Structured figure records:

------

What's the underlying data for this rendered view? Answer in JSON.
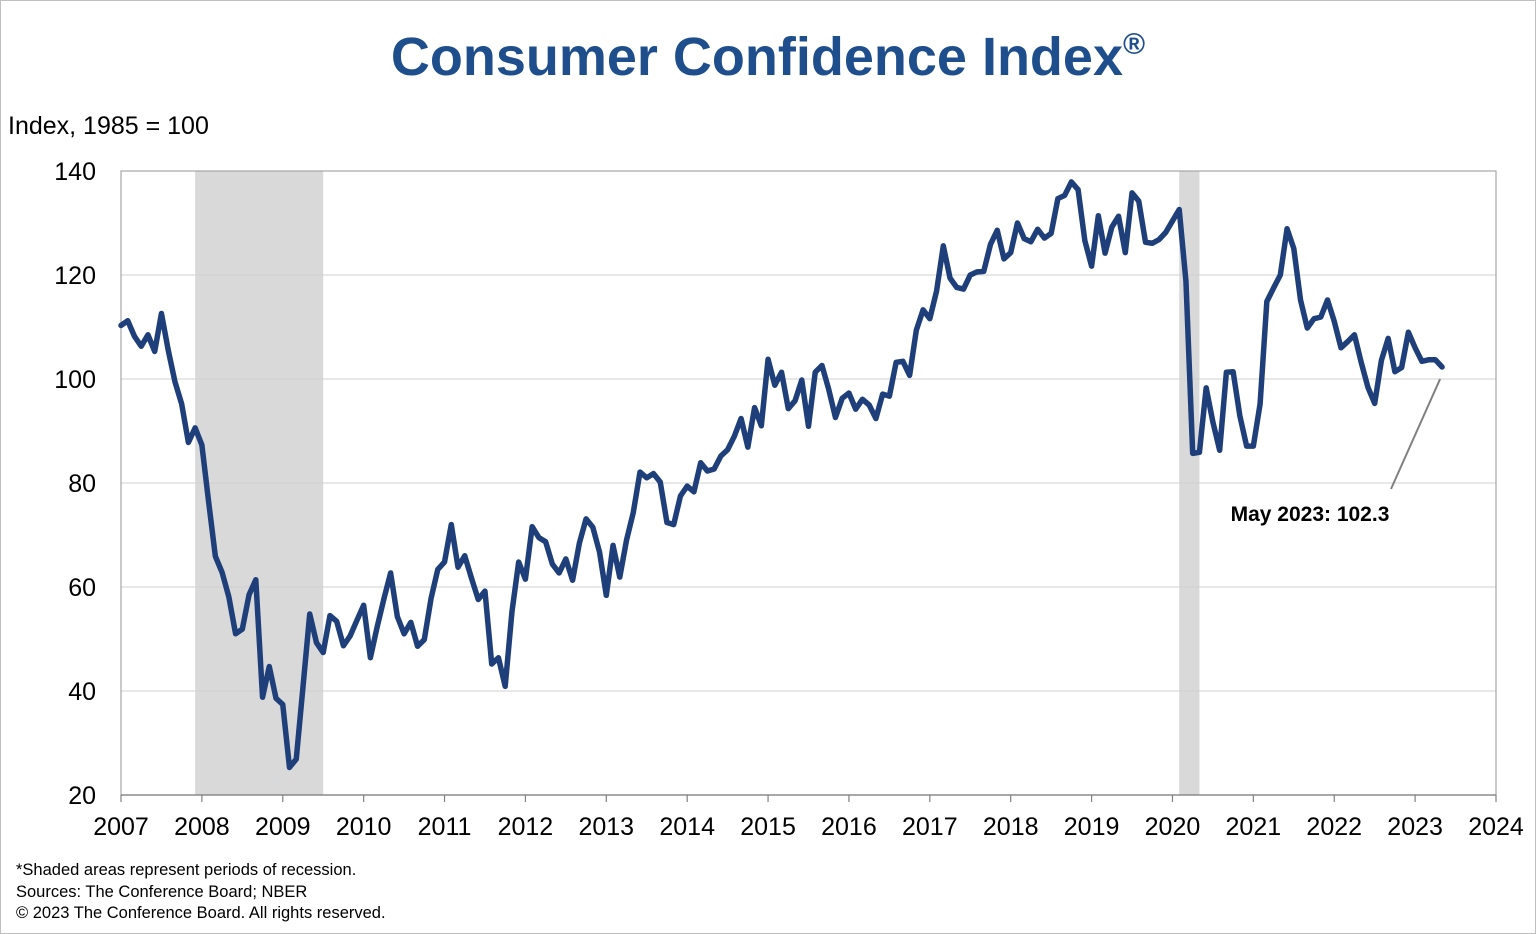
{
  "title": "Consumer Confidence Index",
  "title_mark": "®",
  "y_axis_label": "Index, 1985 = 100",
  "annotation": "May 2023: 102.3",
  "footnotes": {
    "note": "*Shaded areas represent periods of recession.",
    "sources": "Sources: The Conference Board;  NBER",
    "copyright": "© 2023 The Conference Board. All rights reserved."
  },
  "colors": {
    "line": "#1f3f7a",
    "title": "#1f4e8c",
    "recession": "#d9d9d9",
    "grid": "#d0d0d0"
  },
  "chart_data": {
    "type": "line",
    "title": "Consumer Confidence Index®",
    "ylabel": "Index, 1985 = 100",
    "xlabel": "",
    "ylim": [
      20,
      140
    ],
    "xlim": [
      2007,
      2024
    ],
    "y_ticks": [
      20,
      40,
      60,
      80,
      100,
      120,
      140
    ],
    "x_ticks": [
      2007,
      2008,
      2009,
      2010,
      2011,
      2012,
      2013,
      2014,
      2015,
      2016,
      2017,
      2018,
      2019,
      2020,
      2021,
      2022,
      2023,
      2024
    ],
    "grid": true,
    "recessions": [
      {
        "start": "2007-12",
        "end": "2009-06"
      },
      {
        "start": "2020-02",
        "end": "2020-04"
      }
    ],
    "annotation": {
      "text": "May 2023: 102.3",
      "x": "2023-05",
      "y": 102.3
    },
    "series": [
      {
        "start": "2007-01",
        "frequency": "monthly",
        "values": [
          110.3,
          111.2,
          108.2,
          106.3,
          108.5,
          105.3,
          112.6,
          105.6,
          99.5,
          95.2,
          87.8,
          90.6,
          87.3,
          76.4,
          65.9,
          62.8,
          58.1,
          51.0,
          51.9,
          58.5,
          61.4,
          38.8,
          44.7,
          38.6,
          37.4,
          25.3,
          26.9,
          40.8,
          54.8,
          49.3,
          47.4,
          54.5,
          53.4,
          48.7,
          50.6,
          53.6,
          56.5,
          46.4,
          52.3,
          57.7,
          62.7,
          54.3,
          51.0,
          53.2,
          48.6,
          49.9,
          57.8,
          63.4,
          64.8,
          72.0,
          63.8,
          66.0,
          61.7,
          57.6,
          59.2,
          45.2,
          46.4,
          40.9,
          55.2,
          64.8,
          61.5,
          71.6,
          69.5,
          68.7,
          64.4,
          62.7,
          65.4,
          61.3,
          68.4,
          73.1,
          71.5,
          66.7,
          58.4,
          68.0,
          61.9,
          69.0,
          74.3,
          82.1,
          81.0,
          81.8,
          80.2,
          72.4,
          72.0,
          77.5,
          79.4,
          78.3,
          83.9,
          82.3,
          82.7,
          85.2,
          86.4,
          89.0,
          92.4,
          86.9,
          94.5,
          91.0,
          103.8,
          98.8,
          101.3,
          94.3,
          95.8,
          99.8,
          90.9,
          101.3,
          102.6,
          98.0,
          92.6,
          96.3,
          97.3,
          94.2,
          96.1,
          95.0,
          92.4,
          97.1,
          96.7,
          103.2,
          103.4,
          100.7,
          109.4,
          113.3,
          111.6,
          116.9,
          125.6,
          119.4,
          117.6,
          117.3,
          120.0,
          120.6,
          120.7,
          125.9,
          128.6,
          123.1,
          124.3,
          130.0,
          127.0,
          126.4,
          128.8,
          127.1,
          128.0,
          134.7,
          135.3,
          137.9,
          136.4,
          126.6,
          121.7,
          131.4,
          124.2,
          129.2,
          131.3,
          124.3,
          135.8,
          134.2,
          126.3,
          126.1,
          126.8,
          128.2,
          130.4,
          132.6,
          118.8,
          85.7,
          85.9,
          98.3,
          91.7,
          86.3,
          101.3,
          101.4,
          92.9,
          87.1,
          87.1,
          95.2,
          114.9,
          117.5,
          120.0,
          128.9,
          125.1,
          115.2,
          109.8,
          111.6,
          111.9,
          115.2,
          111.1,
          106.0,
          107.2,
          108.5,
          103.2,
          98.4,
          95.3,
          103.6,
          107.8,
          101.4,
          102.2,
          109.0,
          106.0,
          103.4,
          103.7,
          103.7,
          102.3
        ]
      }
    ]
  }
}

------

SET PROBLEM ▸ Pick out, from the lines above, every one that contains the string "start".

TASK OUTPUT ▸
        "start": "2007-12",
        "start": "2020-02",
        "start": "2007-01",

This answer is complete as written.